* [Exercise materials]
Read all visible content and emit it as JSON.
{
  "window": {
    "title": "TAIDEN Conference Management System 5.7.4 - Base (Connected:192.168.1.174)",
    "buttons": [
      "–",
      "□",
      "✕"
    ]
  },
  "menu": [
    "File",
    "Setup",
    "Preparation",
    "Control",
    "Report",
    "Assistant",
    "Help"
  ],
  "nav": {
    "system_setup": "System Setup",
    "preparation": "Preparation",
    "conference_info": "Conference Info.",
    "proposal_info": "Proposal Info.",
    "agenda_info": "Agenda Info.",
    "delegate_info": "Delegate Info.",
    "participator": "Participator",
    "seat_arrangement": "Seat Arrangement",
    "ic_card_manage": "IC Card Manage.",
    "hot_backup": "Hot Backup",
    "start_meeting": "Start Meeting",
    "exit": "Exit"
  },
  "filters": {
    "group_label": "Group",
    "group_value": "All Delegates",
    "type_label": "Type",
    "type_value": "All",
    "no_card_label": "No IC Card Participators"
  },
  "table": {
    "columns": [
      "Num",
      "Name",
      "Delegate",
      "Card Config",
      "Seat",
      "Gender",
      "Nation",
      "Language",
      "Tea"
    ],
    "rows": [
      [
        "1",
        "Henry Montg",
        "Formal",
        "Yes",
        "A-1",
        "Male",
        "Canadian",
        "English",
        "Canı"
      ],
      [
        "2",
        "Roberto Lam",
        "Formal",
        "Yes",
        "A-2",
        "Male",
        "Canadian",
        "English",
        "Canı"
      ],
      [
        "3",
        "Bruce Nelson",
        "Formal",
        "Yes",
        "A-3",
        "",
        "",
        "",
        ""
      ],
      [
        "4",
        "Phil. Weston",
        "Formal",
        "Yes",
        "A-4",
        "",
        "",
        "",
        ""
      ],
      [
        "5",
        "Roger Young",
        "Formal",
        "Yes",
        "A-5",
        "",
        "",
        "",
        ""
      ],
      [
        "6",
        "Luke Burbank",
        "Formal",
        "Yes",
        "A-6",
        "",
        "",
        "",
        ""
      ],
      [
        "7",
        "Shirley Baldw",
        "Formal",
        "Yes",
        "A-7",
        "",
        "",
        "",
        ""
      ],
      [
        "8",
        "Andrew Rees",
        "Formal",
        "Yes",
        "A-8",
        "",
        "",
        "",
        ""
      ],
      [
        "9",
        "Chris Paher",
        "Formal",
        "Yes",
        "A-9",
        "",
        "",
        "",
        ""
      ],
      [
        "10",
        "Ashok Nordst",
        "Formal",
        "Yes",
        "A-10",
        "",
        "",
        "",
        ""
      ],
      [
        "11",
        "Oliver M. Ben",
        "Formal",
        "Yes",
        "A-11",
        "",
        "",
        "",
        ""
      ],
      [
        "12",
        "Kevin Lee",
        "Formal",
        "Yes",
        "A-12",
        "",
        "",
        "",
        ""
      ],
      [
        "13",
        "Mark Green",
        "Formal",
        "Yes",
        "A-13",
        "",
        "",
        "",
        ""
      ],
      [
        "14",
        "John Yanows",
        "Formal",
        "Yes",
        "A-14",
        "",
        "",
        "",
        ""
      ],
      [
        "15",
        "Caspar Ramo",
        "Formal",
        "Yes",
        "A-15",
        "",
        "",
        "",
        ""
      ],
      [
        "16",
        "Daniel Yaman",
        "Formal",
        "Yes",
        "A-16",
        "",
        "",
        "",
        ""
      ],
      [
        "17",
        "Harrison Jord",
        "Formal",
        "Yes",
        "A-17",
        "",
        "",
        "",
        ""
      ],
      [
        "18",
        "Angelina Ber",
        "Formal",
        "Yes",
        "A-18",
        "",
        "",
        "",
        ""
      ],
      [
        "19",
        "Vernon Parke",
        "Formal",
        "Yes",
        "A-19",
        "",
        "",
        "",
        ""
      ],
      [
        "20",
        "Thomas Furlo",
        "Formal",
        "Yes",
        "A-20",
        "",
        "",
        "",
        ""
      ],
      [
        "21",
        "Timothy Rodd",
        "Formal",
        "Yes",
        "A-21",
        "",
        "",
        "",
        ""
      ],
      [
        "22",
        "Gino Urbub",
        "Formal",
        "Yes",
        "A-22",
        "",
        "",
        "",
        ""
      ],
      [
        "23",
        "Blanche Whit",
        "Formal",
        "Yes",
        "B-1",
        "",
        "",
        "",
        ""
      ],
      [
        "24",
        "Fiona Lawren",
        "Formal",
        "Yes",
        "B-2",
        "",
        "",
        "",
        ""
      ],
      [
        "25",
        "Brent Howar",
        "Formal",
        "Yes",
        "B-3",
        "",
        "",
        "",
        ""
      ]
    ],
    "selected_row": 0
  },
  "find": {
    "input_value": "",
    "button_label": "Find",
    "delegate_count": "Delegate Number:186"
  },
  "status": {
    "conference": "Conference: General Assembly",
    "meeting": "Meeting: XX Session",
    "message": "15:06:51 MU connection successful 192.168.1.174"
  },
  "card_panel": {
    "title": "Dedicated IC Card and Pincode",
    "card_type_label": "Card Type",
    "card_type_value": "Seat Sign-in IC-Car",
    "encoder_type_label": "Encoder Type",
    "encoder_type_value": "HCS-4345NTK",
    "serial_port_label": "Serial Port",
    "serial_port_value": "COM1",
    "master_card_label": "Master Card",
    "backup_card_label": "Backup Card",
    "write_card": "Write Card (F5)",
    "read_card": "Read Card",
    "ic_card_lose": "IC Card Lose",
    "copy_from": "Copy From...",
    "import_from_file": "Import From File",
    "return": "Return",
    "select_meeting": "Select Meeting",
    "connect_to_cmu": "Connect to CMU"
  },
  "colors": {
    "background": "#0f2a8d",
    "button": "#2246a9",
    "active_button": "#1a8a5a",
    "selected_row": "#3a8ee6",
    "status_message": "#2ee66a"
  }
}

* [Description of the task]
Where a line in the entries holds the word "Meeting", copy that line.

* [Exercise output]
    "start_meeting": "Start Meeting",
    "meeting": "Meeting: XX Session",
    "select_meeting": "Select Meeting",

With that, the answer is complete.